─── MATERIAL FOR THIS EXERCISE ───

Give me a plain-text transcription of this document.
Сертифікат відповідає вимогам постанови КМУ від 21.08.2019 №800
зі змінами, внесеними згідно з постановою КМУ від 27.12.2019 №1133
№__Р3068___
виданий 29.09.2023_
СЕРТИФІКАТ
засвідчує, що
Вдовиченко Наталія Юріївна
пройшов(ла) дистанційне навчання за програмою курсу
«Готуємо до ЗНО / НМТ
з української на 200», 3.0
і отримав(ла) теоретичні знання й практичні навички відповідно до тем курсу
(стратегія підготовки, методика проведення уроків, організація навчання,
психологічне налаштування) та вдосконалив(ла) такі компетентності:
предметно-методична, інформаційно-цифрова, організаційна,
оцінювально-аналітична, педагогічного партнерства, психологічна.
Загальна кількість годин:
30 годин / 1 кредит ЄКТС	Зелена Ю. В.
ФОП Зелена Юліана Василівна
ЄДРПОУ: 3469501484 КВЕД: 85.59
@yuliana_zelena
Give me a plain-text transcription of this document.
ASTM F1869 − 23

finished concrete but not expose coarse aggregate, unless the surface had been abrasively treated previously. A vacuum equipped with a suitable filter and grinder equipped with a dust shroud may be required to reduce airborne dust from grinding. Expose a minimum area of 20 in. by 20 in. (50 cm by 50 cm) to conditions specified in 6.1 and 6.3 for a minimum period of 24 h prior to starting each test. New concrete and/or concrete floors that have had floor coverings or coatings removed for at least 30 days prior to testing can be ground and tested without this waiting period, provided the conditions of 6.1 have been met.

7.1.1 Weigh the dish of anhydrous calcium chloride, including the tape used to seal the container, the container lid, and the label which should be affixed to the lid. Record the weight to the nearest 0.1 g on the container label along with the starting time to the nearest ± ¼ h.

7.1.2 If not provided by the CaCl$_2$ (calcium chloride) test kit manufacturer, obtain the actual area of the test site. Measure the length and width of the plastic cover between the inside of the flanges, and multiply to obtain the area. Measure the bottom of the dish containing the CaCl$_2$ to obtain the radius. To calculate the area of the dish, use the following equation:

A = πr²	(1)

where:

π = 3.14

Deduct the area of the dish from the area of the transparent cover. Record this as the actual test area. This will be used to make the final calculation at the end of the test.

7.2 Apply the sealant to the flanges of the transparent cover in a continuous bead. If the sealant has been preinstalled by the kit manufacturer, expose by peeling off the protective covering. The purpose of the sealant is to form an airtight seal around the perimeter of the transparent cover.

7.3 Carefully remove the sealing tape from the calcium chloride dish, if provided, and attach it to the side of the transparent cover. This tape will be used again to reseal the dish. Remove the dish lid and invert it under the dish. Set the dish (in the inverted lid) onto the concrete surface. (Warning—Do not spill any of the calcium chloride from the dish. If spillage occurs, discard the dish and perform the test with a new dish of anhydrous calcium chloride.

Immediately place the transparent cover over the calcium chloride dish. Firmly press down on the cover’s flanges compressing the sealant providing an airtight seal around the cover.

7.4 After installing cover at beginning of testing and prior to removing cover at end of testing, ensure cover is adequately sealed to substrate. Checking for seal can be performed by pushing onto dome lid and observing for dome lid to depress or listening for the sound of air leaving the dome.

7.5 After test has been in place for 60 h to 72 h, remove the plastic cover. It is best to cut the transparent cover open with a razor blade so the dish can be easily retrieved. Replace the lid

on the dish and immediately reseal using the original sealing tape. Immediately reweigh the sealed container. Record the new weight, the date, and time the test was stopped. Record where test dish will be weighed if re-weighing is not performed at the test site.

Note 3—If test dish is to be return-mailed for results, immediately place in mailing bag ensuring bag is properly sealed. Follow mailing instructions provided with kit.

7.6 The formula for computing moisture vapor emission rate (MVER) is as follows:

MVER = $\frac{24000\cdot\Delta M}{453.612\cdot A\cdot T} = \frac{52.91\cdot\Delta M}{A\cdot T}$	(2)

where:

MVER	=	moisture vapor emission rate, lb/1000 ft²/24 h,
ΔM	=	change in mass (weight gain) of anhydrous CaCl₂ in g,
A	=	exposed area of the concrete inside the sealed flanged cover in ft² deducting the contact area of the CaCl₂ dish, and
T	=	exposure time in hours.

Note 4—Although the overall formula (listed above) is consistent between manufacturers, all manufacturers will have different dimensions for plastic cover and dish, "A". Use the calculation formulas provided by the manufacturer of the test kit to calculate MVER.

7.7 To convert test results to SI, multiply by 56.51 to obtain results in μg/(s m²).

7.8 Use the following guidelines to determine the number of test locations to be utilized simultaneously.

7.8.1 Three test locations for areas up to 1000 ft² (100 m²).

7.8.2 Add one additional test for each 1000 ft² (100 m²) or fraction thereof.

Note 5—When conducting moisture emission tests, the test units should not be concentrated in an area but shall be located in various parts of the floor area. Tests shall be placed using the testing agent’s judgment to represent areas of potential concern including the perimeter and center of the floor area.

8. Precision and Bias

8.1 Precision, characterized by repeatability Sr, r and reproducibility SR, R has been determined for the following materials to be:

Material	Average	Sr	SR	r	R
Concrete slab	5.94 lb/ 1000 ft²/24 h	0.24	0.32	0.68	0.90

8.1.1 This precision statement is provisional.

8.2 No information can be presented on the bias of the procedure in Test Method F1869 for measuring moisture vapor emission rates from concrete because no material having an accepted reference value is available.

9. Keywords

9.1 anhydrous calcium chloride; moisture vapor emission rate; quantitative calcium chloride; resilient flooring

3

───

- SET TASK:
Every line that holds the word "vapor" should be extracted.

- EXPECTED OUTPUT:
7.6 The formula for computing moisture vapor emission rate (MVER) is as follows:
MVER	=	moisture vapor emission rate, lb/1000 ft²/24 h,
8.2 No information can be presented on the bias of the procedure in Test Method F1869 for measuring moisture vapor emission rates from concrete because no material having an accepted reference value is available.
9.1 anhydrous calcium chloride; moisture vapor emission rate; quantitative calcium chloride; resilient flooring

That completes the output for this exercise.